→ **Goal of the exercise**:
Write out each entry, exactly the way it appears.

--- START OF Task inputs ---

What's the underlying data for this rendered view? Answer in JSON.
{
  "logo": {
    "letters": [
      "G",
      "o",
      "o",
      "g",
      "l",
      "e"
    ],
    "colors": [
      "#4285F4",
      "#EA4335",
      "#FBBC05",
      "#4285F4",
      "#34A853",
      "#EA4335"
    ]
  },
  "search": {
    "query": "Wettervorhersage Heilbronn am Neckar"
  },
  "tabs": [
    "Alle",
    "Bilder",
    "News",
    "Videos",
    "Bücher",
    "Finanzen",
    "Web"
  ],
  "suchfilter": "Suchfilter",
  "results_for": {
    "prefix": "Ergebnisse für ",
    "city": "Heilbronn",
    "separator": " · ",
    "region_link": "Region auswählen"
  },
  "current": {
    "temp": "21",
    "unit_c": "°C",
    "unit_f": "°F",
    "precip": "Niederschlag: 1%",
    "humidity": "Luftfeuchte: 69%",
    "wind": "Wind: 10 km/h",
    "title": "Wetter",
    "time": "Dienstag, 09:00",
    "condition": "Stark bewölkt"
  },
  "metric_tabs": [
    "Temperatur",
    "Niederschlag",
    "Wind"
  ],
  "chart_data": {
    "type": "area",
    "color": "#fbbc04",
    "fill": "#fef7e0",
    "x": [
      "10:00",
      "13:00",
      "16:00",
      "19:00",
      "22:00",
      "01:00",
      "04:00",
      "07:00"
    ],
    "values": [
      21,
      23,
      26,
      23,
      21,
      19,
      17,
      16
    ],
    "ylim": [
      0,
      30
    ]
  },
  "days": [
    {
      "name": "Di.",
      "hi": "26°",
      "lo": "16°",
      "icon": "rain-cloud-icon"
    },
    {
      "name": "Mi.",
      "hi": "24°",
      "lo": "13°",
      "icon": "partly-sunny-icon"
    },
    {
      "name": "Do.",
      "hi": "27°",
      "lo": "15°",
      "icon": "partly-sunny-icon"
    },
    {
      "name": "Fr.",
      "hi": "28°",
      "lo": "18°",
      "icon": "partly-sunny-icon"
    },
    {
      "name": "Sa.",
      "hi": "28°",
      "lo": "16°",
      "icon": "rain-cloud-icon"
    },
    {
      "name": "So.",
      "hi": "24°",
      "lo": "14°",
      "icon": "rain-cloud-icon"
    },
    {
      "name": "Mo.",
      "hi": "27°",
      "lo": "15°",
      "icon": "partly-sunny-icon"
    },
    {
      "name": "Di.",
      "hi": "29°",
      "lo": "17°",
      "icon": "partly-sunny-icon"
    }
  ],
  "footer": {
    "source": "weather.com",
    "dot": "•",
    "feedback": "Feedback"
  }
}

--- END OF Task inputs ---

→ **Reply to the task**:
What's the underlying data for this rendered view? Answer in JSON.
{
  "logo": {
    "letters": [
      "G",
      "o",
      "o",
      "g",
      "l",
      "e"
    ],
    "colors": [
      "#4285F4",
      "#EA4335",
      "#FBBC05",
      "#4285F4",
      "#34A853",
      "#EA4335"
    ]
  },
  "search": {
    "query": "Wettervorhersage Heilbronn am Neckar"
  },
  "tabs": [
    "Alle",
    "Bilder",
    "News",
    "Videos",
    "Bücher",
    "Finanzen",
    "Web"
  ],
  "suchfilter": "Suchfilter",
  "results_for": {
    "prefix": "Ergebnisse für ",
    "city": "Heilbronn",
    "separator": " · ",
    "region_link": "Region auswählen"
  },
  "current": {
    "temp": "21",
    "unit_c": "°C",
    "unit_f": "°F",
    "precip": "Niederschlag: 1%",
    "humidity": "Luftfeuchte: 69%",
    "wind": "Wind: 10 km/h",
    "title": "Wetter",
    "time": "Dienstag, 09:00",
    "condition": "Stark bewölkt"
  },
  "metric_tabs": [
    "Temperatur",
    "Niederschlag",
    "Wind"
  ],
  "chart_data": {
    "type": "area",
    "color": "#fbbc04",
    "fill": "#fef7e0",
    "x": [
      "10:00",
      "13:00",
      "16:00",
      "19:00",
      "22:00",
      "01:00",
      "04:00",
      "07:00"
    ],
    "values": [
      21,
      23,
      26,
      23,
      21,
      19,
      17,
      16
    ],
    "ylim": [
      0,
      30
    ]
  },
  "days": [
    {
      "name": "Di.",
      "hi": "26°",
      "lo": "16°",
      "icon": "rain-cloud-icon"
    },
    {
      "name": "Mi.",
      "hi": "24°",
      "lo": "13°",
      "icon": "partly-sunny-icon"
    },
    {
      "name": "Do.",
      "hi": "27°",
      "lo": "15°",
      "icon": "partly-sunny-icon"
    },
    {
      "name": "Fr.",
      "hi": "28°",
      "lo": "18°",
      "icon": "partly-sunny-icon"
    },
    {
      "name": "Sa.",
      "hi": "28°",
      "lo": "16°",
      "icon": "rain-cloud-icon"
    },
    {
      "name": "So.",
      "hi": "24°",
      "lo": "14°",
      "icon": "rain-cloud-icon"
    },
    {
      "name": "Mo.",
      "hi": "27°",
      "lo": "15°",
      "icon": "partly-sunny-icon"
    },
    {
      "name": "Di.",
      "hi": "29°",
      "lo": "17°",
      "icon": "partly-sunny-icon"
    }
  ],
  "footer": {
    "source": "weather.com",
    "dot": "•",
    "feedback": "Feedback"
  }
}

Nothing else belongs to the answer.